Richiesta 1:
Riporta in una tabella Markdown, con le colonne «Numero» e «Riga», le righe dei dati sulla posizione degli elementi, dall'inizio fino a quella che contiene "chevron-right-icon[interactable]: ▸ [814, 685, 830, 699]", inclusa. Tralascia le righe vuote.

Brano estratto:
+===+
LA LIBERTA’ DI STAMPA – Ogni anno, numerose organizzazioni internazionali monitorano progressi e regressi nel campo dei diritti umani nelle varie realtà del mondo. Come si chiude il 2005 dal punto di vista della libertà di stampa? Osservando le classifiche di due organizzazioni come la Freedom House (FH) e Reporter senza frontiere (Rsf) c’è poco da gioire: oltre il 60% dei Paesi nel mondo non dispone di mezzi di comunicazione che possano definirsi liberi; si assiste persino a un peggioramento della situazione rispetto al 2004 in alcune democrazie occidentali, come Stati Uniti, Francia e la stessa Italia, fortunatamente controbilanciato dall’ascesa di numerosi Paesi del Terzo Mondo, prevalentemente in Africa e America Latina. Reporter senza frontiere non manca di sottolineare che l’anno si chiude con 124 giornalisti e 3 collaboratori dell’organizzazione in carcere per «reati a mezzo stampa»; a essi si aggiungono i 63 giornalisti e 5 collaboratori morti sul campo nel 2005 e i 70 «cyberdissidenti» imprigionati in varie parti del mondo, soprattutto in Cina.
IL CONTROPODIO – Chi si aggiudica la maglia nera della negazione della libertà di stampa? In linea di massima, le stesse «facce» del 2004, tenendo inoltre presente che chi rimane escluso di poco dal podio non è di certo ben più libero di chi lo conquista. Sia FH che Rsf non dubitano nell’assegnare alla Corea del Nord il poco invidiabile posto di leader mondiale della censura della stampa. Seguono l’Eritrea per Rsf e il Turkmenistan per FH. Il Paese centro-asiatico è «medaglia di bronzo» per Rsf, titolo che spetta a Cuba per FH. In tutte queste realtà non esiste stampa privata e opporsi al regime al potere attraverso mezzi di comunicazione è reso impossibile; chi ce la fa (ovviamente attraverso organi mediatici esteri) rischia il carcere, la tortura o la pena di morte.
+===+
(Dati sulla posizione degli elementi)
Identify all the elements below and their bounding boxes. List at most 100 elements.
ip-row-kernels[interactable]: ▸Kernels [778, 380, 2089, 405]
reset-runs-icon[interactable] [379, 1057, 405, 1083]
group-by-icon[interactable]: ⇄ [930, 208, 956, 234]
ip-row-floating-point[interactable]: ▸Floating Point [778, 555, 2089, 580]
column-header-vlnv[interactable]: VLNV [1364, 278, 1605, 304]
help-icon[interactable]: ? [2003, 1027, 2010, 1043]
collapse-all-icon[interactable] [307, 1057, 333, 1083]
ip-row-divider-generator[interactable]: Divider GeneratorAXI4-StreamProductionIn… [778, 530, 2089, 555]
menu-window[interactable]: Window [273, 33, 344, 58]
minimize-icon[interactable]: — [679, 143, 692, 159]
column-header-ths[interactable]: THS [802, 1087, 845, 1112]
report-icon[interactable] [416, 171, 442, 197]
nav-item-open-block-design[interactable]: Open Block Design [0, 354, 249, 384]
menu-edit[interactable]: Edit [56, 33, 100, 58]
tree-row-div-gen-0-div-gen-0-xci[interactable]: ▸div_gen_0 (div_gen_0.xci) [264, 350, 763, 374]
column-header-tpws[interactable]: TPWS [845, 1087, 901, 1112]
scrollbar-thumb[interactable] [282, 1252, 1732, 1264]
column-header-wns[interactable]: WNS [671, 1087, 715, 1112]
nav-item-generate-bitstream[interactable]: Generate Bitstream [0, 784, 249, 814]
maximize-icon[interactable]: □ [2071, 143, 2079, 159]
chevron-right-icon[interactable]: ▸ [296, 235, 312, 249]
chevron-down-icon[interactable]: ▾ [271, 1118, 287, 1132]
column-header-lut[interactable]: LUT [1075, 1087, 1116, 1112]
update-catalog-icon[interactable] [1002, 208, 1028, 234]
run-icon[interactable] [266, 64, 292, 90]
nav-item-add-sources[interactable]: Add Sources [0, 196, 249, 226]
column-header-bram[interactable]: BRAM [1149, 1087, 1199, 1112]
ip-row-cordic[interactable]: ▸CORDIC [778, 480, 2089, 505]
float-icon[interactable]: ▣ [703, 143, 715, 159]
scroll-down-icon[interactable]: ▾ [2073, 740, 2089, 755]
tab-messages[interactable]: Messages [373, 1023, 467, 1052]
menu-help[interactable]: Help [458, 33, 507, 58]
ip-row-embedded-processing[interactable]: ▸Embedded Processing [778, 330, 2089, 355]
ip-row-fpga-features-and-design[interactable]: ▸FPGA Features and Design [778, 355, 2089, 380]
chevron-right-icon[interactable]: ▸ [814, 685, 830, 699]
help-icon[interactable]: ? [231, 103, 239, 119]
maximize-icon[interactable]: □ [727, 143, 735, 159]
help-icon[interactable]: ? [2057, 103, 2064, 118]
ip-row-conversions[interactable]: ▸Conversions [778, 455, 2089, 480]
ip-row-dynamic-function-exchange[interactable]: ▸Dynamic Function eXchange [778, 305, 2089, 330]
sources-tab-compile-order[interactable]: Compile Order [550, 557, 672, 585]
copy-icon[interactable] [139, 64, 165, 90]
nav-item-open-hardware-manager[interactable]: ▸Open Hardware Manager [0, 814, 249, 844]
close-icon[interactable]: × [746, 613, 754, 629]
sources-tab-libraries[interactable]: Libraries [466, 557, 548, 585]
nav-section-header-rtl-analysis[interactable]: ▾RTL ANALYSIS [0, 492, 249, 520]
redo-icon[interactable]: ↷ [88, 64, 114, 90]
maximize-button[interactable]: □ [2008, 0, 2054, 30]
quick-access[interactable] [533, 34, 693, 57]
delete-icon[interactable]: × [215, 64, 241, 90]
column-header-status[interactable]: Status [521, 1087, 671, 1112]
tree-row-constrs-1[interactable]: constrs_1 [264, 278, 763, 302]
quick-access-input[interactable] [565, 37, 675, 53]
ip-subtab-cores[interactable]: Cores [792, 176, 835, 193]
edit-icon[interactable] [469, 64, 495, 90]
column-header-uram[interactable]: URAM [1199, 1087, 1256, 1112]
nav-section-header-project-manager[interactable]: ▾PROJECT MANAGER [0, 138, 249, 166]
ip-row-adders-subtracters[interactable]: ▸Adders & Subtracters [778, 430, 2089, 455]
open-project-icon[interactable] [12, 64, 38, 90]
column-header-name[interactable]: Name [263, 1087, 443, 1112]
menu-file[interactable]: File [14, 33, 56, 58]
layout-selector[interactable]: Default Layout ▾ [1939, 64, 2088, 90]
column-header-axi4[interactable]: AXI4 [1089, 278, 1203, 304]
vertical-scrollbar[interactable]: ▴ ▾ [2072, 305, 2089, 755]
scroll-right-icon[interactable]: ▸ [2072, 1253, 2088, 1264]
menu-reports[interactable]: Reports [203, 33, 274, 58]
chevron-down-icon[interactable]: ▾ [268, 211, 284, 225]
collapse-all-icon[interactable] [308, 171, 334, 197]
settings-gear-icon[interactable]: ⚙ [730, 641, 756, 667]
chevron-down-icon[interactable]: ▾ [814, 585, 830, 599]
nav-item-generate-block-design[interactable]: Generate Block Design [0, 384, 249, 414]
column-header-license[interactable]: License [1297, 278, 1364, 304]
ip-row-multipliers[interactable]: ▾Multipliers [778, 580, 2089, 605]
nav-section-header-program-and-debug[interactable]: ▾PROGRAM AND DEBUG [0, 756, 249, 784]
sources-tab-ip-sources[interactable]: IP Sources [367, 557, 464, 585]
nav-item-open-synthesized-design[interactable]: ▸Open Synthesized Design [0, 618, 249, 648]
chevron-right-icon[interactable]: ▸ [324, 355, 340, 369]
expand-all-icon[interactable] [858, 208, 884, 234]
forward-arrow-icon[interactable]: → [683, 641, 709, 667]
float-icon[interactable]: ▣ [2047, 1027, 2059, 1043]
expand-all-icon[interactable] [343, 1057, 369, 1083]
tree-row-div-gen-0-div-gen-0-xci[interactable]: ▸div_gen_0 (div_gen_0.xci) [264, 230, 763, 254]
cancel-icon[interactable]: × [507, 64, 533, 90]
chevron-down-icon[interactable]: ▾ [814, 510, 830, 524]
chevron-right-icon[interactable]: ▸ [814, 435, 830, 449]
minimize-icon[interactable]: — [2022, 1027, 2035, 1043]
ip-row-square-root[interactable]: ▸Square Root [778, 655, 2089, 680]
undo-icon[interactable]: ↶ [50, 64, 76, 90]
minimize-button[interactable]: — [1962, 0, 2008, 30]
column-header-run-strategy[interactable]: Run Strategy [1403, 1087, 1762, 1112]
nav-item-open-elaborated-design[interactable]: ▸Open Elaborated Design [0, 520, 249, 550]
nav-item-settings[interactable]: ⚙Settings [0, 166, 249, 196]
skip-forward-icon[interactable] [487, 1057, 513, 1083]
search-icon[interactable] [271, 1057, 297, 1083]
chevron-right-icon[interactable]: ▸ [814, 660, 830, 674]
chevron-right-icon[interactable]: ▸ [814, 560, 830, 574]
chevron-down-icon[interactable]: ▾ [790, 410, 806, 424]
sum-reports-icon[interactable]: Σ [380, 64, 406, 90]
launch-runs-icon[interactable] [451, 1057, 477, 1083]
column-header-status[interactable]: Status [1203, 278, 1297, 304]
+===+
Richiesta 2:
Trascrivi parola per parola, dal brano sulla libertà di stampa, la parte che si apre con le parole contenenti "IL CONTROPODIO –" e si chiude con "pena di morte.".

Risultato 1:
| Numero | Riga |
|---|---|
| 1 | Identify all the elements below and their bounding boxes. List at most 100 elements. |
| 2 | ip-row-kernels[interactable]: ▸Kernels [778, 380, 2089, 405] |
| 3 | reset-runs-icon[interactable] [379, 1057, 405, 1083] |
| 4 | group-by-icon[interactable]: ⇄ [930, 208, 956, 234] |
| 5 | ip-row-floating-point[interactable]: ▸Floating Point [778, 555, 2089, 580] |
| 6 | column-header-vlnv[interactable]: VLNV [1364, 278, 1605, 304] |
| 7 | help-icon[interactable]: ? [2003, 1027, 2010, 1043] |
| 8 | collapse-all-icon[interactable] [307, 1057, 333, 1083] |
| 9 | ip-row-divider-generator[interactable]: Divider GeneratorAXI4-StreamProductionIn… [778, 530, 2089, 555] |
| 10 | menu-window[interactable]: Window [273, 33, 344, 58] |
| 11 | minimize-icon[interactable]: — [679, 143, 692, 159] |
| 12 | column-header-ths[interactable]: THS [802, 1087, 845, 1112] |
| 13 | report-icon[interactable] [416, 171, 442, 197] |
| 14 | nav-item-open-block-design[interactable]: Open Block Design [0, 354, 249, 384] |
| 15 | menu-edit[interactable]: Edit [56, 33, 100, 58] |
| 16 | tree-row-div-gen-0-div-gen-0-xci[interactable]: ▸div_gen_0 (div_gen_0.xci) [264, 350, 763, 374] |
| 17 | column-header-tpws[interactable]: TPWS [845, 1087, 901, 1112] |
| 18 | scrollbar-thumb[interactable] [282, 1252, 1732, 1264] |
| 19 | column-header-wns[interactable]: WNS [671, 1087, 715, 1112] |
| 20 | nav-item-generate-bitstream[interactable]: Generate Bitstream [0, 784, 249, 814] |
| 21 | maximize-icon[interactable]: □ [2071, 143, 2079, 159] |
| 22 | chevron-right-icon[interactable]: ▸ [296, 235, 312, 249] |
| 23 | chevron-down-icon[interactable]: ▾ [271, 1118, 287, 1132] |
| 24 | column-header-lut[interactable]: LUT [1075, 1087, 1116, 1112] |
| 25 | update-catalog-icon[interactable] [1002, 208, 1028, 234] |
| 26 | run-icon[interactable] [266, 64, 292, 90] |
| 27 | nav-item-add-sources[interactable]: Add Sources [0, 196, 249, 226] |
| 28 | column-header-bram[interactable]: BRAM [1149, 1087, 1199, 1112] |
| 29 | ip-row-cordic[interactable]: ▸CORDIC [778, 480, 2089, 505] |
| 30 | float-icon[interactable]: ▣ [703, 143, 715, 159] |
| 31 | scroll-down-icon[interactable]: ▾ [2073, 740, 2089, 755] |
| 32 | tab-messages[interactable]: Messages [373, 1023, 467, 1052] |
| 33 | menu-help[interactable]: Help [458, 33, 507, 58] |
| 34 | ip-row-embedded-processing[interactable]: ▸Embedded Processing [778, 330, 2089, 355] |
| 35 | ip-row-fpga-features-and-design[interactable]: ▸FPGA Features and Design [778, 355, 2089, 380] |
| 36 | chevron-right-icon[interactable]: ▸ [814, 685, 830, 699] |

Risultato 2:
IL CONTROPODIO – Chi si aggiudica la maglia nera della negazione della libertà di stampa? In linea di massima, le stesse «facce» del 2004, tenendo inoltre presente che chi rimane escluso di poco dal podio non è di certo ben più libero di chi lo conquista. Sia FH che Rsf non dubitano nell’assegnare alla Corea del Nord il poco invidiabile posto di leader mondiale della censura della stampa. Seguono l’Eritrea per Rsf e il Turkmenistan per FH. Il Paese centro-asiatico è «medaglia di bronzo» per Rsf, titolo che spetta a Cuba per FH. In tutte queste realtà non esiste stampa privata e opporsi al regime al potere attraverso mezzi di comunicazione è reso impossibile; chi ce la fa (ovviamente attraverso organi mediatici esteri) rischia il carcere, la tortura o la pena di morte.